_TASK OBJECTIVE_
In the material below, list every line carrying the string "picture".

Stored data
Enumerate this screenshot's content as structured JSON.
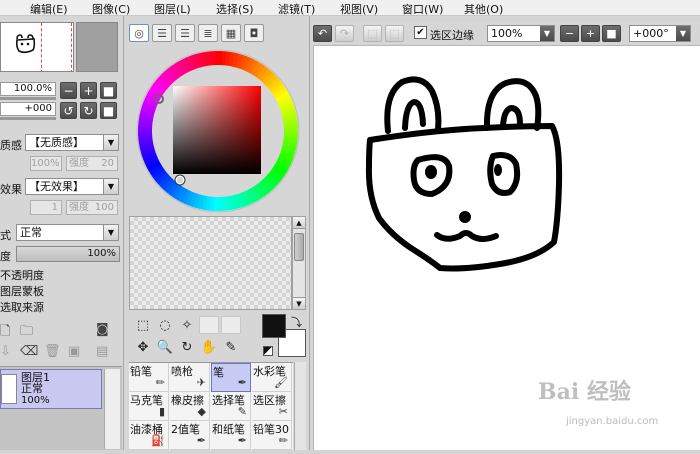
{
  "menu": [
    "编辑(E)",
    "图像(C)",
    "图层(L)",
    "选择(S)",
    "滤镜(T)",
    "视图(V)",
    "窗口(W)",
    "其他(O)"
  ],
  "navigator": {
    "zoom": "100.0%",
    "angle": "+000"
  },
  "texture": {
    "label": "质感",
    "value": "【无质感】",
    "scale": "100%",
    "strength_label": "强度",
    "strength": "20"
  },
  "effect": {
    "label": "效果",
    "value": "【无效果】",
    "width": "1",
    "strength_label": "强度",
    "strength": "100"
  },
  "blend": {
    "label": "式",
    "value": "正常"
  },
  "opacity": {
    "label": "度",
    "value": "100%"
  },
  "checks": [
    "不透明度",
    "图层蒙板",
    "选取来源"
  ],
  "layer": {
    "name": "图层1",
    "mode": "正常",
    "opacity": "100%"
  },
  "brushes": [
    {
      "name": "铅笔",
      "icon": "pencil-icon"
    },
    {
      "name": "喷枪",
      "icon": "airbrush-icon"
    },
    {
      "name": "笔",
      "icon": "pen-icon",
      "active": true
    },
    {
      "name": "水彩笔",
      "icon": "watercolor-icon"
    },
    {
      "name": "马克笔",
      "icon": "marker-icon"
    },
    {
      "name": "橡皮擦",
      "icon": "eraser-icon"
    },
    {
      "name": "选择笔",
      "icon": "select-pen-icon"
    },
    {
      "name": "选区擦",
      "icon": "select-eraser-icon"
    },
    {
      "name": "油漆桶",
      "icon": "bucket-icon"
    },
    {
      "name": "2值笔",
      "icon": "binary-pen-icon"
    },
    {
      "name": "和纸笔",
      "icon": "washi-pen-icon"
    },
    {
      "name": "铅笔30",
      "icon": "pencil-icon"
    }
  ],
  "canvas_toolbar": {
    "selection_edge_label": "选区边缘",
    "selection_edge_checked": true,
    "zoom": "100%",
    "rotation": "+000°"
  },
  "colors": {
    "foreground": "#111111",
    "background": "#ffffff",
    "selected_layer": "#c8c8f0",
    "accent": "#6a74c8"
  },
  "watermark": {
    "line1": "Bai 经验",
    "line2": "jingyan.baidu.com"
  }
}
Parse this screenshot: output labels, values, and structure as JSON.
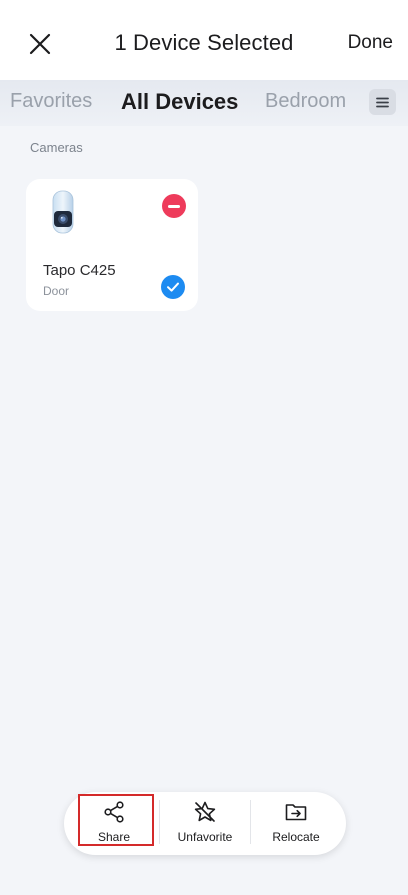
{
  "header": {
    "title": "1 Device Selected",
    "done_label": "Done",
    "close_icon": "close-icon"
  },
  "tabs": [
    {
      "label": "Favorites",
      "active": false
    },
    {
      "label": "All Devices",
      "active": true
    },
    {
      "label": "Bedroom",
      "active": false
    }
  ],
  "section": {
    "label": "Cameras"
  },
  "devices": [
    {
      "name": "Tapo C425",
      "room": "Door",
      "selected": true,
      "icon": "camera-icon"
    }
  ],
  "actions": [
    {
      "label": "Share",
      "icon": "share-icon"
    },
    {
      "label": "Unfavorite",
      "icon": "star-off-icon"
    },
    {
      "label": "Relocate",
      "icon": "folder-move-icon"
    }
  ],
  "colors": {
    "accent": "#1d8bf1",
    "remove": "#ee3b5b",
    "highlight": "#d42a2a",
    "background": "#f3f5f9"
  }
}
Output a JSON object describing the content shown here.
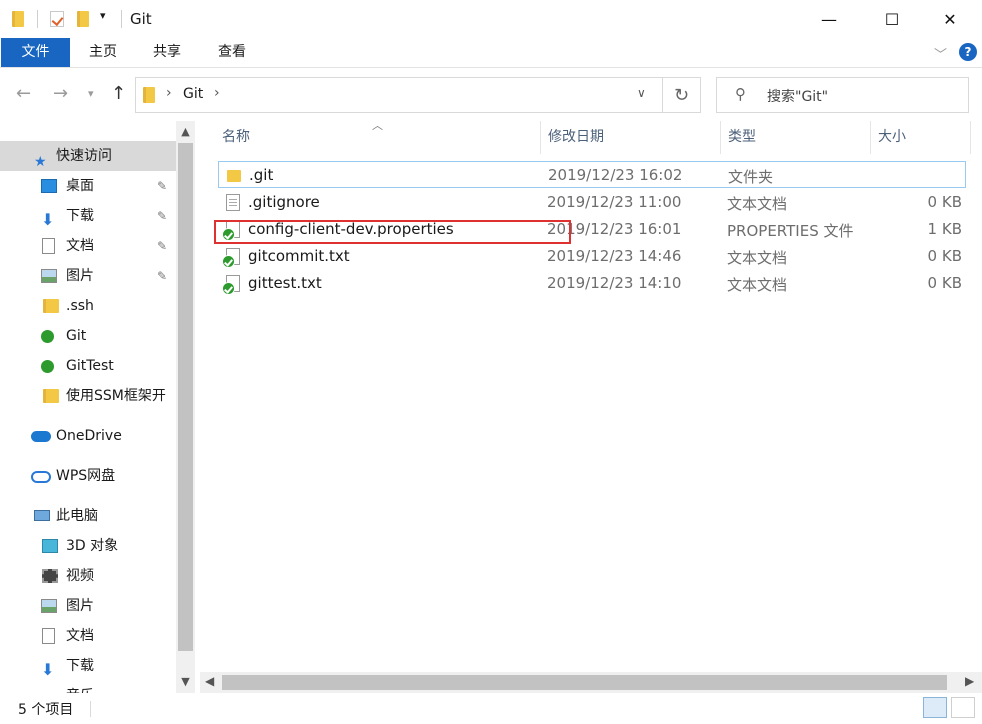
{
  "window": {
    "title": "Git"
  },
  "titlebar_buttons": {
    "minimize": "—",
    "maximize": "☐",
    "close": "✕"
  },
  "ribbon": {
    "tabs": [
      {
        "label": "文件"
      },
      {
        "label": "主页"
      },
      {
        "label": "共享"
      },
      {
        "label": "查看"
      }
    ],
    "help": "?"
  },
  "address": {
    "breadcrumb": [
      "Git"
    ],
    "search_placeholder": "搜索\"Git\""
  },
  "nav_pane": {
    "items": [
      {
        "label": "快速访问",
        "icon": "star-icon"
      },
      {
        "label": "桌面",
        "icon": "desktop-icon",
        "pinned": true
      },
      {
        "label": "下载",
        "icon": "download-icon",
        "pinned": true
      },
      {
        "label": "文档",
        "icon": "document-icon",
        "pinned": true
      },
      {
        "label": "图片",
        "icon": "picture-icon",
        "pinned": true
      },
      {
        "label": ".ssh",
        "icon": "folder-icon"
      },
      {
        "label": "Git",
        "icon": "git-folder-icon"
      },
      {
        "label": "GitTest",
        "icon": "git-folder-icon"
      },
      {
        "label": "使用SSM框架开",
        "icon": "folder-icon"
      },
      {
        "label": "OneDrive",
        "icon": "cloud-icon"
      },
      {
        "label": "WPS网盘",
        "icon": "cloud-outline-icon"
      },
      {
        "label": "此电脑",
        "icon": "computer-icon"
      },
      {
        "label": "3D 对象",
        "icon": "cube-icon"
      },
      {
        "label": "视频",
        "icon": "video-icon"
      },
      {
        "label": "图片",
        "icon": "picture-icon"
      },
      {
        "label": "文档",
        "icon": "document-icon"
      },
      {
        "label": "下载",
        "icon": "download-icon"
      },
      {
        "label": "音乐",
        "icon": "music-icon"
      }
    ]
  },
  "file_list": {
    "columns": {
      "name": "名称",
      "date": "修改日期",
      "type": "类型",
      "size": "大小"
    },
    "rows": [
      {
        "name": ".git",
        "date": "2019/12/23 16:02",
        "type": "文件夹",
        "size": "",
        "icon": "folder-icon"
      },
      {
        "name": ".gitignore",
        "date": "2019/12/23 11:00",
        "type": "文本文档",
        "size": "0 KB",
        "icon": "text-file-icon"
      },
      {
        "name": "config-client-dev.properties",
        "date": "2019/12/23 16:01",
        "type": "PROPERTIES 文件",
        "size": "1 KB",
        "icon": "git-tracked-file-icon"
      },
      {
        "name": "gitcommit.txt",
        "date": "2019/12/23 14:46",
        "type": "文本文档",
        "size": "0 KB",
        "icon": "git-tracked-file-icon"
      },
      {
        "name": "gittest.txt",
        "date": "2019/12/23 14:10",
        "type": "文本文档",
        "size": "0 KB",
        "icon": "git-tracked-file-icon"
      }
    ]
  },
  "status_bar": {
    "item_count": "5 个项目"
  },
  "colors": {
    "accent": "#1966c2",
    "highlight": "#e03131",
    "selection_border": "#99c9ef"
  }
}
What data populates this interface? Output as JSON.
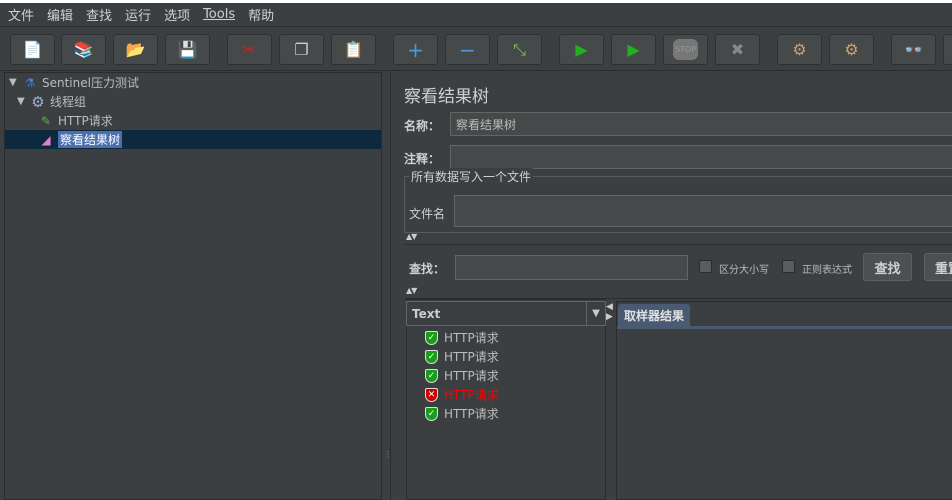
{
  "menu": [
    "文件",
    "编辑",
    "查找",
    "运行",
    "选项",
    "Tools",
    "帮助"
  ],
  "toolbar": [
    {
      "name": "new-icon",
      "glyph": "📄"
    },
    {
      "name": "templates-icon",
      "glyph": "📚"
    },
    {
      "name": "open-icon",
      "glyph": "📂"
    },
    {
      "name": "save-icon",
      "glyph": "💾"
    },
    {
      "name": "cut-icon",
      "glyph": "✂"
    },
    {
      "name": "copy-icon",
      "glyph": "❐"
    },
    {
      "name": "paste-icon",
      "glyph": "📋"
    },
    {
      "name": "expand-icon",
      "glyph": "+"
    },
    {
      "name": "collapse-icon",
      "glyph": "−"
    },
    {
      "name": "toggle-icon",
      "glyph": "⤡"
    },
    {
      "name": "start-icon",
      "glyph": "▶"
    },
    {
      "name": "start-no-timers-icon",
      "glyph": "▶"
    },
    {
      "name": "stop-icon",
      "glyph": "STOP"
    },
    {
      "name": "shutdown-icon",
      "glyph": "✖"
    },
    {
      "name": "clear-icon",
      "glyph": "⚙"
    },
    {
      "name": "clear-all-icon",
      "glyph": "⚙"
    },
    {
      "name": "search-binoculars-icon",
      "glyph": "👓"
    }
  ],
  "tree": {
    "root": "Sentinel压力测试",
    "group": "线程组",
    "sampler": "HTTP请求",
    "listener": "察看结果树"
  },
  "panel": {
    "title": "察看结果树",
    "name_label": "名称：",
    "name_value": "察看结果树",
    "comment_label": "注释：",
    "comment_value": "",
    "file_group": "所有数据写入一个文件",
    "filename_label": "文件名",
    "filename_value": "",
    "search_label": "查找：",
    "search_value": "",
    "case_label": "区分大小写",
    "regex_label": "正则表达式",
    "search_button": "查找",
    "reset_button": "重置",
    "renderer": "Text",
    "results": [
      {
        "label": "HTTP请求",
        "status": "success"
      },
      {
        "label": "HTTP请求",
        "status": "success"
      },
      {
        "label": "HTTP请求",
        "status": "success"
      },
      {
        "label": "HTTP请求",
        "status": "error"
      },
      {
        "label": "HTTP请求",
        "status": "success"
      }
    ],
    "tab": "取样器结果"
  },
  "colors": {
    "success": "#1a9e1a",
    "error": "#d00000",
    "error_text": "#ff0000",
    "selection": "#4b6eaf"
  }
}
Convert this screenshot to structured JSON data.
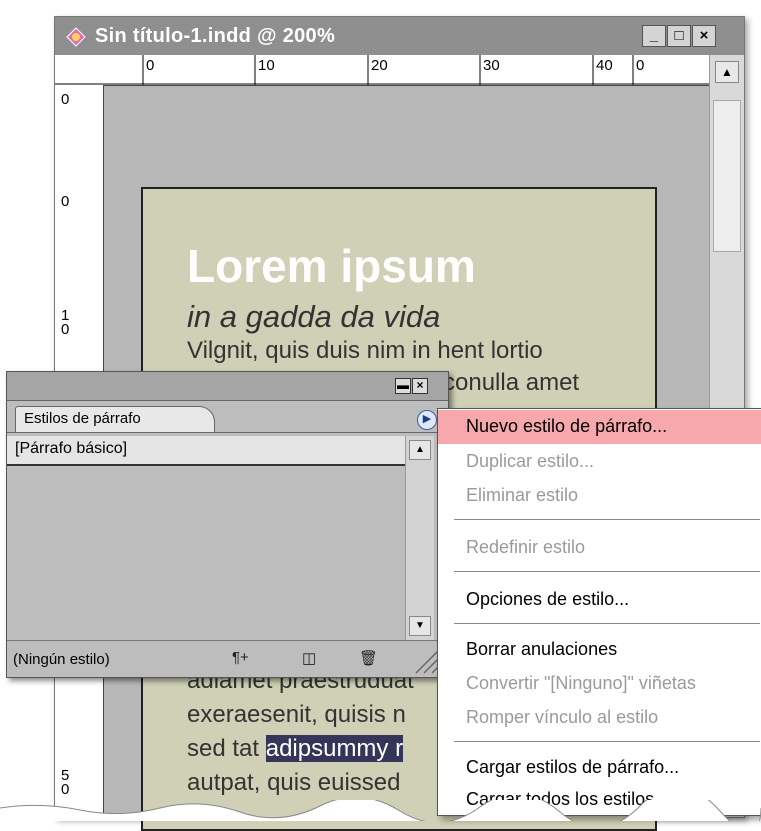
{
  "window": {
    "title": "Sin título-1.indd @ 200%",
    "controls": {
      "minimize": "_",
      "maximize": "□",
      "close": "×"
    }
  },
  "ruler": {
    "top_labels": [
      "0",
      "10",
      "20",
      "30",
      "40",
      "0"
    ],
    "left_labels": [
      "0",
      "0",
      "1\n0",
      "5\n0"
    ]
  },
  "page_text": {
    "heading": "Lorem ipsum",
    "subheading": "in a gadda da vida",
    "line1": "Vilgnit, quis duis nim in hent lortio",
    "line2_tail": "conulla amet",
    "line3": "adiamet praestruduat",
    "line4": "exeraesenit, quisis n",
    "line5_pre": "sed tat ",
    "line5_hl": "adipsummy r",
    "line6": "autpat, quis euissed"
  },
  "panel": {
    "tab_label": "Estilos de párrafo",
    "items": [
      "[Párrafo básico]"
    ],
    "status": "(Ningún estilo)",
    "footer_icons": [
      "new-style-from-selection-icon",
      "new-style-icon",
      "trash-icon"
    ],
    "controls": {
      "minimize": "▬",
      "close": "×"
    }
  },
  "menu": {
    "items": [
      {
        "label": "Nuevo estilo de párrafo...",
        "enabled": true,
        "highlighted": true
      },
      {
        "label": "Duplicar estilo...",
        "enabled": false
      },
      {
        "label": "Eliminar estilo",
        "enabled": false
      },
      {
        "label": "Redefinir estilo",
        "enabled": false
      },
      {
        "label": "Opciones de estilo...",
        "enabled": true
      },
      {
        "label": "Borrar anulaciones",
        "enabled": true
      },
      {
        "label": "Convertir \"[Ninguno]\" viñetas",
        "enabled": false
      },
      {
        "label": "Romper vínculo al estilo",
        "enabled": false
      },
      {
        "label": "Cargar estilos de párrafo...",
        "enabled": true
      },
      {
        "label": "Cargar todos los estilos...",
        "enabled": true
      }
    ],
    "highlight_color": "#f6a8ad"
  },
  "colors": {
    "page_fill": "#cfd0b5",
    "selection": "#35355a"
  }
}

_SOLVED EXERCISE_
        "icon": "picture-icon",
        "icon": "picture-icon"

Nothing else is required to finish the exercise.